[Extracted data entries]
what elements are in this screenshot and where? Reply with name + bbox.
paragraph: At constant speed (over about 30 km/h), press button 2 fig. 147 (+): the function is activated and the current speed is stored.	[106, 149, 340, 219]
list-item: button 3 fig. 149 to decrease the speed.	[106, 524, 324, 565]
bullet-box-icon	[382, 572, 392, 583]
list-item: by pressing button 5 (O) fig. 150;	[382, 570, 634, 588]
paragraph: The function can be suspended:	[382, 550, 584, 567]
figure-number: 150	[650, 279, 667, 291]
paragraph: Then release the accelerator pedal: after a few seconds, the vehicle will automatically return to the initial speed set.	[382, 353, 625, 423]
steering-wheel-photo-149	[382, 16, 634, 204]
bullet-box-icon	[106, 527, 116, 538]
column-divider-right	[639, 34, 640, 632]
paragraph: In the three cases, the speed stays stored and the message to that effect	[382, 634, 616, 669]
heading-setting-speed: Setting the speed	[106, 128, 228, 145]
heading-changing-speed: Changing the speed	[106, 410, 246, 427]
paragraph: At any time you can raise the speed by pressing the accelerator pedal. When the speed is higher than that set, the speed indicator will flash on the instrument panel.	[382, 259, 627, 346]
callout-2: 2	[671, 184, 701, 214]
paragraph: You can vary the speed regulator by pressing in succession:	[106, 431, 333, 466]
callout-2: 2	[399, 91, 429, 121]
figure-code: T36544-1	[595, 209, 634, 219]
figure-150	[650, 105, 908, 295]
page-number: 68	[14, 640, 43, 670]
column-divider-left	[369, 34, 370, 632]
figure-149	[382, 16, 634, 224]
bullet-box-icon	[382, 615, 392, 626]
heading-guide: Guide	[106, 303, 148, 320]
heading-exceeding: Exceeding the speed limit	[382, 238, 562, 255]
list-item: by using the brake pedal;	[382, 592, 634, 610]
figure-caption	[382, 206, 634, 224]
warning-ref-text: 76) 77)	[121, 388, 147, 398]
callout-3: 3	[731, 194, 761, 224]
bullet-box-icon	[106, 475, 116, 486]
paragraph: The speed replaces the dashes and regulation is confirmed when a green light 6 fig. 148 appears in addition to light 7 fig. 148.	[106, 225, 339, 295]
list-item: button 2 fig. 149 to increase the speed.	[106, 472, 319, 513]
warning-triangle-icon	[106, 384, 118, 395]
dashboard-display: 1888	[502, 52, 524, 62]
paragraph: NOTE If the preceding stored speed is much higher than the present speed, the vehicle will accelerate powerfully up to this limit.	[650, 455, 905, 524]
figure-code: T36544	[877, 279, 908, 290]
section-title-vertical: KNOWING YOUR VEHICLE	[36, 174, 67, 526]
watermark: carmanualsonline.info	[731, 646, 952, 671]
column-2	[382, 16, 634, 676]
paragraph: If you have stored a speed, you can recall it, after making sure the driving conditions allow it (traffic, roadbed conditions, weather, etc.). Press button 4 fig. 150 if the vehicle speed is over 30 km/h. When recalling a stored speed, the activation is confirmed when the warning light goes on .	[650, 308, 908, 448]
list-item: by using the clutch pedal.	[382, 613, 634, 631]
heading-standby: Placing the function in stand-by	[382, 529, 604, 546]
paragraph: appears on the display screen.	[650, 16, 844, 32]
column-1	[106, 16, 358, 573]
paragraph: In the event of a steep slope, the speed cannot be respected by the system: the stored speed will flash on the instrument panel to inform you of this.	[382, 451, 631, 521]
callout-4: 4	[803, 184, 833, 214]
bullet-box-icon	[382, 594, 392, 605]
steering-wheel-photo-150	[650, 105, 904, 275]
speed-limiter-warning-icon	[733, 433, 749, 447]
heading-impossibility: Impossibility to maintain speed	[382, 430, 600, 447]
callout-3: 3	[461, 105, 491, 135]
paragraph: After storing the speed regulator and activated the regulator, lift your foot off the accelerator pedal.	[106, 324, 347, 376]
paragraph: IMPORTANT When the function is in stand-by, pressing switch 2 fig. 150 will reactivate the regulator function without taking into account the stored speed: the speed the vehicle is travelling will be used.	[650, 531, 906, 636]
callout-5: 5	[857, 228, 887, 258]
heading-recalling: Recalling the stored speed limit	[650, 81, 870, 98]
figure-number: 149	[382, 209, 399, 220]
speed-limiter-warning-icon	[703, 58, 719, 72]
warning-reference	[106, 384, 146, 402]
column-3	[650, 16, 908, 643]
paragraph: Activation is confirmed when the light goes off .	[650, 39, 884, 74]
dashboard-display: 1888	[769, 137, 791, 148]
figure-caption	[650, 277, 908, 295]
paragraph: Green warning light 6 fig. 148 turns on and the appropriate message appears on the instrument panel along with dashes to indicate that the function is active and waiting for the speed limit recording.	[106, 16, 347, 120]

Set problem ::
Give every item above again, substituting "gas pedal" for each "accelerator pedal" and keeping the rest unchanged.

Exercise answer ::
what elements are in this screenshot and where? Reply with name + bbox.
paragraph: At constant speed (over about 30 km/h), press button 2 fig. 147 (+): the function is activated and the current speed is stored.	[106, 149, 340, 219]
list-item: button 3 fig. 149 to decrease the speed.	[106, 524, 324, 565]
bullet-box-icon	[382, 572, 392, 583]
list-item: by pressing button 5 (O) fig. 150;	[382, 570, 634, 588]
paragraph: The function can be suspended:	[382, 550, 584, 567]
figure-number: 150	[650, 279, 667, 291]
paragraph: Then release the gas pedal: after a few seconds, the vehicle will automatically return to the initial speed set.	[382, 353, 625, 423]
steering-wheel-photo-149	[382, 16, 634, 204]
bullet-box-icon	[106, 527, 116, 538]
column-divider-right	[639, 34, 640, 632]
paragraph: In the three cases, the speed stays stored and the message to that effect	[382, 634, 616, 669]
heading-setting-speed: Setting the speed	[106, 128, 228, 145]
heading-changing-speed: Changing the speed	[106, 410, 246, 427]
paragraph: At any time you can raise the speed by pressing the gas pedal. When the speed is higher than that set, the speed indicator will flash on the instrument panel.	[382, 259, 627, 346]
callout-2: 2	[671, 184, 701, 214]
paragraph: You can vary the speed regulator by pressing in succession:	[106, 431, 333, 466]
callout-2: 2	[399, 91, 429, 121]
figure-code: T36544-1	[595, 209, 634, 219]
figure-150	[650, 105, 908, 295]
page-number: 68	[14, 640, 43, 670]
column-divider-left	[369, 34, 370, 632]
figure-149	[382, 16, 634, 224]
bullet-box-icon	[382, 615, 392, 626]
heading-guide: Guide	[106, 303, 148, 320]
heading-exceeding: Exceeding the speed limit	[382, 238, 562, 255]
list-item: by using the brake pedal;	[382, 592, 634, 610]
figure-caption	[382, 206, 634, 224]
warning-ref-text: 76) 77)	[121, 388, 147, 398]
callout-3: 3	[731, 194, 761, 224]
bullet-box-icon	[106, 475, 116, 486]
paragraph: The speed replaces the dashes and regulation is confirmed when a green light 6 fig. 148 appears in addition to light 7 fig. 148.	[106, 225, 339, 295]
list-item: button 2 fig. 149 to increase the speed.	[106, 472, 319, 513]
warning-triangle-icon	[106, 384, 118, 395]
dashboard-display: 1888	[502, 52, 524, 62]
paragraph: NOTE If the preceding stored speed is much higher than the present speed, the vehicle will accelerate powerfully up to this limit.	[650, 455, 905, 524]
figure-code: T36544	[877, 279, 908, 290]
section-title-vertical: KNOWING YOUR VEHICLE	[36, 174, 67, 526]
watermark: carmanualsonline.info	[731, 646, 952, 671]
column-2	[382, 16, 634, 676]
paragraph: If you have stored a speed, you can recall it, after making sure the driving conditions allow it (traffic, roadbed conditions, weather, etc.). Press button 4 fig. 150 if the vehicle speed is over 30 km/h. When recalling a stored speed, the activation is confirmed when the warning light goes on .	[650, 308, 908, 448]
list-item: by using the clutch pedal.	[382, 613, 634, 631]
heading-standby: Placing the function in stand-by	[382, 529, 604, 546]
paragraph: appears on the display screen.	[650, 16, 844, 32]
column-1	[106, 16, 358, 573]
paragraph: In the event of a steep slope, the speed cannot be respected by the system: the stored speed will flash on the instrument panel to inform you of this.	[382, 451, 631, 521]
callout-4: 4	[803, 184, 833, 214]
bullet-box-icon	[382, 594, 392, 605]
steering-wheel-photo-150	[650, 105, 904, 275]
speed-limiter-warning-icon	[733, 433, 749, 447]
heading-impossibility: Impossibility to maintain speed	[382, 430, 600, 447]
callout-3: 3	[461, 105, 491, 135]
paragraph: After storing the speed regulator and activated the regulator, lift your foot off the gas pedal.	[106, 324, 347, 376]
paragraph: IMPORTANT When the function is in stand-by, pressing switch 2 fig. 150 will reactivate the regulator function without taking into account the stored speed: the speed the vehicle is travelling will be used.	[650, 531, 906, 636]
callout-5: 5	[857, 228, 887, 258]
heading-recalling: Recalling the stored speed limit	[650, 81, 870, 98]
figure-number: 149	[382, 209, 399, 220]
speed-limiter-warning-icon	[703, 58, 719, 72]
warning-reference	[106, 384, 146, 402]
column-3	[650, 16, 908, 643]
paragraph: Activation is confirmed when the light goes off .	[650, 39, 884, 74]
dashboard-display: 1888	[769, 137, 791, 148]
figure-caption	[650, 277, 908, 295]
paragraph: Green warning light 6 fig. 148 turns on and the appropriate message appears on the instrument panel along with dashes to indicate that the function is active and waiting for the speed limit recording.	[106, 16, 347, 120]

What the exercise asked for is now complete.